■ WHAT TO DO:
[A] In the passage on company meetings, what share of virtual meetings do executives consider failures?
[B] Reproduce the portion of the passage on meetings starting with "Given the investment" and going on through "failures by executives.".

■ QUOTED TEXT:
Meetings are important for the obvious reason - a forum for strategic decisions. However, they’re also a massive investment of company resources.

Given the investment and importance, one would expect a “How We Run Meetings” guide for every company. There are policies on sick leave, promotions, and sexual misconduct. There are trainings on how to use new software, travel & entertainment budgets, and evaluations of new vendors. Why not meetings? Companies seem to assume that everyone knows how to do it.

What’s the result?

As Newton's Second Law would suggest: without order, chaos ensues. The absence of any clear guidelines around meetings inevitably leads to an inefficient use of time. Remote work has made this problem more pervasive, because it’s not only easier to call a meeting - it’s also easier to multi-task or even zone out.

67% of virtual meetings are considered failures by executives.

Why?

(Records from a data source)
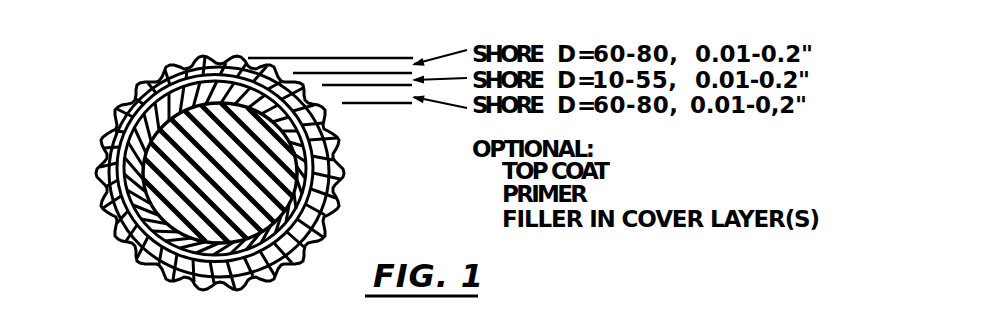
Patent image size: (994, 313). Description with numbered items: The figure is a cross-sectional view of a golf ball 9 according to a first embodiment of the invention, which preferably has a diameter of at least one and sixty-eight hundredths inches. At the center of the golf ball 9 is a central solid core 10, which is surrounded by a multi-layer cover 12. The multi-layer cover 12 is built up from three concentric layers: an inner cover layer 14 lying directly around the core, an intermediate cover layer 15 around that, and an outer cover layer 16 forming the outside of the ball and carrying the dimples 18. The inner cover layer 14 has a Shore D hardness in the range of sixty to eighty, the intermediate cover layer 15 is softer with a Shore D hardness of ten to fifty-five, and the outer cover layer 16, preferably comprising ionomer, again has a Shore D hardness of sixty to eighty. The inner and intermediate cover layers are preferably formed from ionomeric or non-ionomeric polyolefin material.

The golf ball 9 is at (295, 44).
The central solid core 10 is at (257, 178).
The multi-layer cover 12 is at (98, 183).
The inner cover layer 14 is at (158, 86).
The intermediate cover layer 15 is at (183, 103).
The outer cover layer 16 is at (100, 154).
The dimples 18 is at (110, 226).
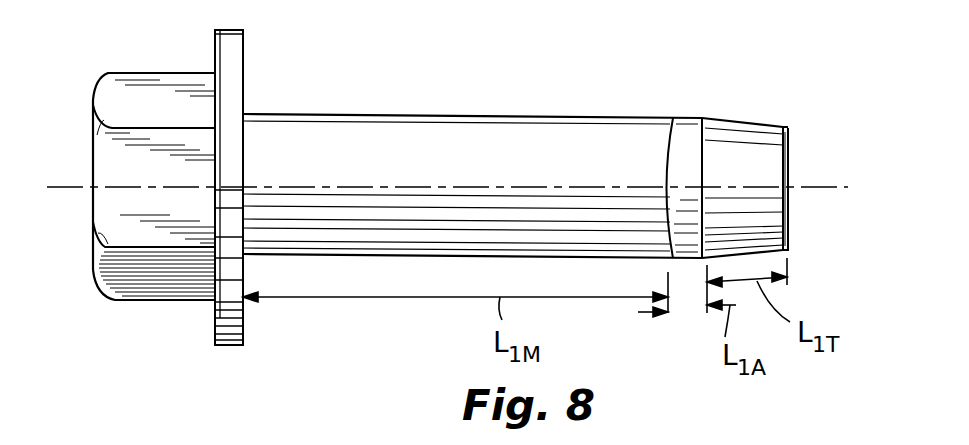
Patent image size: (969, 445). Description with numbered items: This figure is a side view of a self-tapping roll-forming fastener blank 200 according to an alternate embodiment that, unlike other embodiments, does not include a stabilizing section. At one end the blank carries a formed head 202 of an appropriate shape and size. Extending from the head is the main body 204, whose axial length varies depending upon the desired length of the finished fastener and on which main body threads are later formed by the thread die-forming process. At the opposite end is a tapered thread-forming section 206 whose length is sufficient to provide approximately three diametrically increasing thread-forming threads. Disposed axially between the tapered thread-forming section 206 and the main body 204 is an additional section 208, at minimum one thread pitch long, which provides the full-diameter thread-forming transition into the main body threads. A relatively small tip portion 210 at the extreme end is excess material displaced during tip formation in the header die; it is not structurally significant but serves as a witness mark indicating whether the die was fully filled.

The fastener blank 200 is at (489, 90).
The formed head 202 is at (157, 80).
The main body 204 is at (347, 118).
The tapered thread-forming section 206 is at (746, 122).
The additional section 208 is at (688, 118).
The tip portion 210 is at (790, 161).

■ ANSWERS FOR THIS EXERCISE:
[A] Executives consider 67% of virtual meetings failures.

[B]
Given the investment and importance, one would expect a “How We Run Meetings” guide for every company. There are policies on sick leave, promotions, and sexual misconduct. There are trainings on how to use new software, travel & entertainment budgets, and evaluations of new vendors. Why not meetings? Companies seem to assume that everyone knows how to do it.

What’s the result?

As Newton's Second Law would suggest: without order, chaos ensues. The absence of any clear guidelines around meetings inevitably leads to an inefficient use of time. Remote work has made this problem more pervasive, because it’s not only easier to call a meeting - it’s also easier to multi-task or even zone out.

67% of virtual meetings are considered failures by executives.